**** ENTRIES SHOWN ****

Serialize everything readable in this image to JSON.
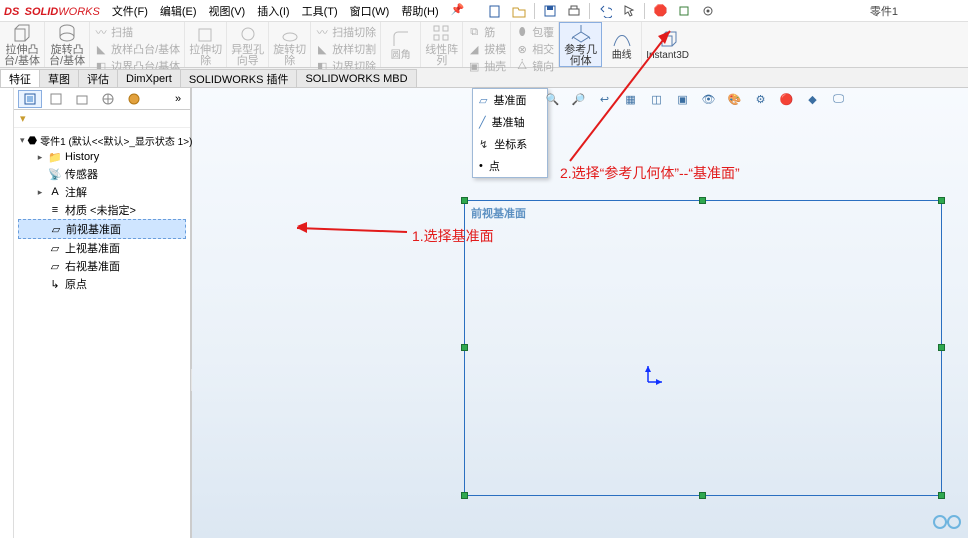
{
  "app": {
    "name": "SOLIDWORKS",
    "doc_label": "零件1"
  },
  "menu": {
    "file": "文件(F)",
    "edit": "编辑(E)",
    "view": "视图(V)",
    "insert": "插入(I)",
    "tools": "工具(T)",
    "window": "窗口(W)",
    "help": "帮助(H)"
  },
  "ribbon": {
    "extrude_boss": {
      "l1": "拉伸凸",
      "l2": "台/基体"
    },
    "revolve_boss": {
      "l1": "旋转凸",
      "l2": "台/基体"
    },
    "sweep": "扫描",
    "loft": "放样凸台/基体",
    "boundary": "边界凸台/基体",
    "extrude_cut": {
      "l1": "拉伸切",
      "l2": "除"
    },
    "hole": {
      "l1": "异型孔",
      "l2": "向导"
    },
    "revolve_cut": {
      "l1": "旋转切",
      "l2": "除"
    },
    "sweep_cut": "扫描切除",
    "loft_cut": "放样切割",
    "boundary_cut": "边界切除",
    "fillet": "圆角",
    "pattern": {
      "l1": "线性阵",
      "l2": "列"
    },
    "rib": "筋",
    "draft": "拔模",
    "shell": "抽壳",
    "wrap": "包覆",
    "intersect": "相交",
    "mirror": "镜向",
    "ref_geom": {
      "l1": "参考几",
      "l2": "何体"
    },
    "curves": "曲线",
    "instant3d": "Instant3D"
  },
  "tabs": {
    "features": "特征",
    "sketch": "草图",
    "evaluate": "评估",
    "dimxpert": "DimXpert",
    "addins": "SOLIDWORKS 插件",
    "mbd": "SOLIDWORKS MBD"
  },
  "tree": {
    "root": "零件1 (默认<<默认>_显示状态 1>)",
    "history": "History",
    "sensors": "传感器",
    "annotations": "注解",
    "material": "材质 <未指定>",
    "front_plane": "前视基准面",
    "top_plane": "上视基准面",
    "right_plane": "右视基准面",
    "origin": "原点"
  },
  "dropdown": {
    "plane": "基准面",
    "axis": "基准轴",
    "coord": "坐标系",
    "point": "点"
  },
  "viewport": {
    "plane_label": "前视基准面"
  },
  "annotations": {
    "step1": "1.选择基准面",
    "step2": "2.选择“参考几何体”--“基准面”"
  }
}
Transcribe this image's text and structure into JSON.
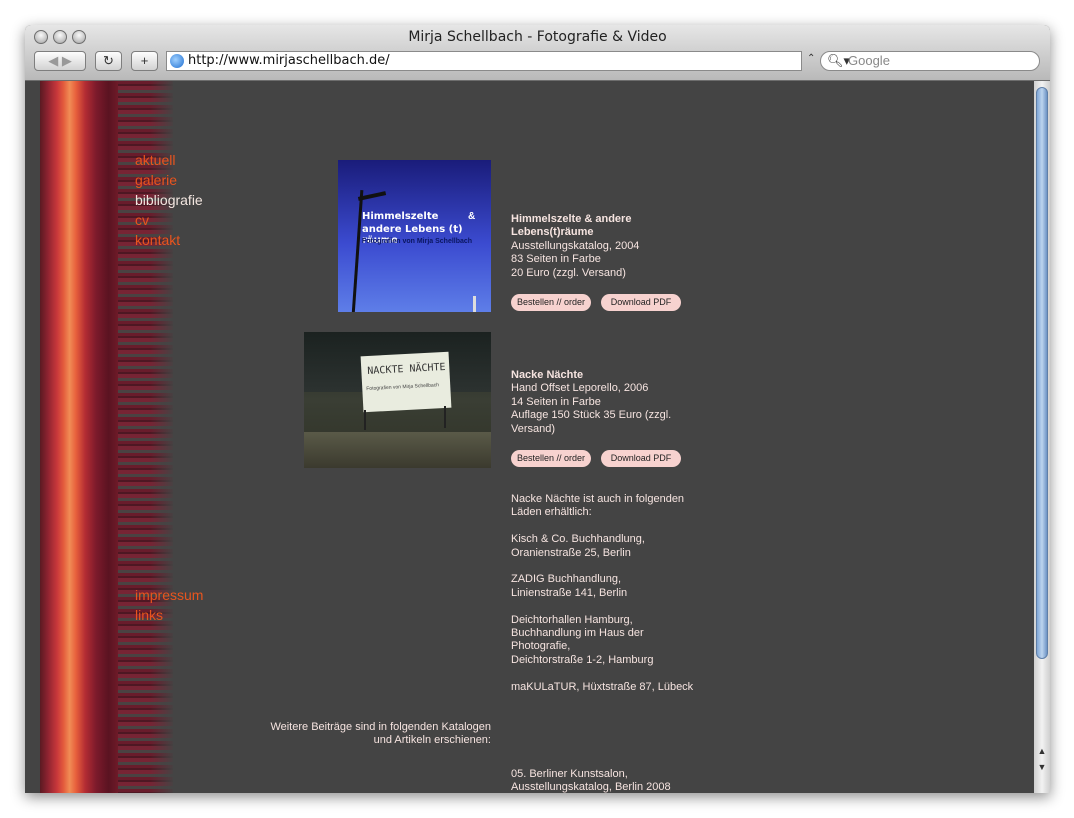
{
  "window": {
    "title": "Mirja Schellbach - Fotografie & Video",
    "url": "http://www.mirjaschellbach.de/",
    "search_placeholder": "Google"
  },
  "nav": {
    "top": [
      {
        "label": "aktuell",
        "active": false
      },
      {
        "label": "galerie",
        "active": false
      },
      {
        "label": "bibliografie",
        "active": true
      },
      {
        "label": "cv",
        "active": false
      },
      {
        "label": "kontakt",
        "active": false
      }
    ],
    "bottom": [
      {
        "label": "impressum"
      },
      {
        "label": "links"
      }
    ]
  },
  "books": [
    {
      "cover_title_line1": "Himmelszelte",
      "cover_amp": "&",
      "cover_title_line2": "andere Lebens (t) räume",
      "cover_subtitle": "Fotografien von Mirja Schellbach",
      "title_line1": "Himmelszelte & andere",
      "title_line2": "Lebens(t)räume",
      "line1": "Ausstellungskatalog, 2004",
      "line2": "83 Seiten in Farbe",
      "line3": "20 Euro (zzgl. Versand)",
      "order_label": "Bestellen // order",
      "pdf_label": "Download PDF"
    },
    {
      "cover_sign_text": "NACKTE NÄCHTE",
      "cover_sign_sub": "Fotografien von Mirja Schellbach",
      "title": "Nacke Nächte",
      "line1": "Hand Offset Leporello, 2006",
      "line2": "14 Seiten in Farbe",
      "line3a": "Auflage 150 Stück 35 Euro (zzgl.",
      "line3b": "Versand)",
      "order_label": "Bestellen // order",
      "pdf_label": "Download PDF"
    }
  ],
  "shops": {
    "intro_a": "Nacke Nächte ist auch in folgenden",
    "intro_b": "Läden erhältlich:",
    "shop1_a": "Kisch & Co. Buchhandlung,",
    "shop1_b": "Oranienstraße 25, Berlin",
    "shop2_a": "ZADIG Buchhandlung,",
    "shop2_b": "Linienstraße 141, Berlin",
    "shop3_a": "Deichtorhallen Hamburg,",
    "shop3_b": "Buchhandlung im Haus der",
    "shop3_c": "Photografie,",
    "shop3_d": "Deichtorstraße 1-2, Hamburg",
    "shop4": "maKULaTUR, Hüxtstraße 87, Lübeck"
  },
  "further": {
    "heading_a": "Weitere Beiträge sind in folgenden Katalogen",
    "heading_b": "und Artikeln erschienen:",
    "entry1_a": "05. Berliner Kunstsalon,",
    "entry1_b": "Ausstellungskatalog, Berlin 2008"
  }
}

****

EXERCISE REQUIREMENTS ▸ Only the number is wanted: how many lines in the entries above contain the string "folgenden"?

FULL OUTPUT ▸ 2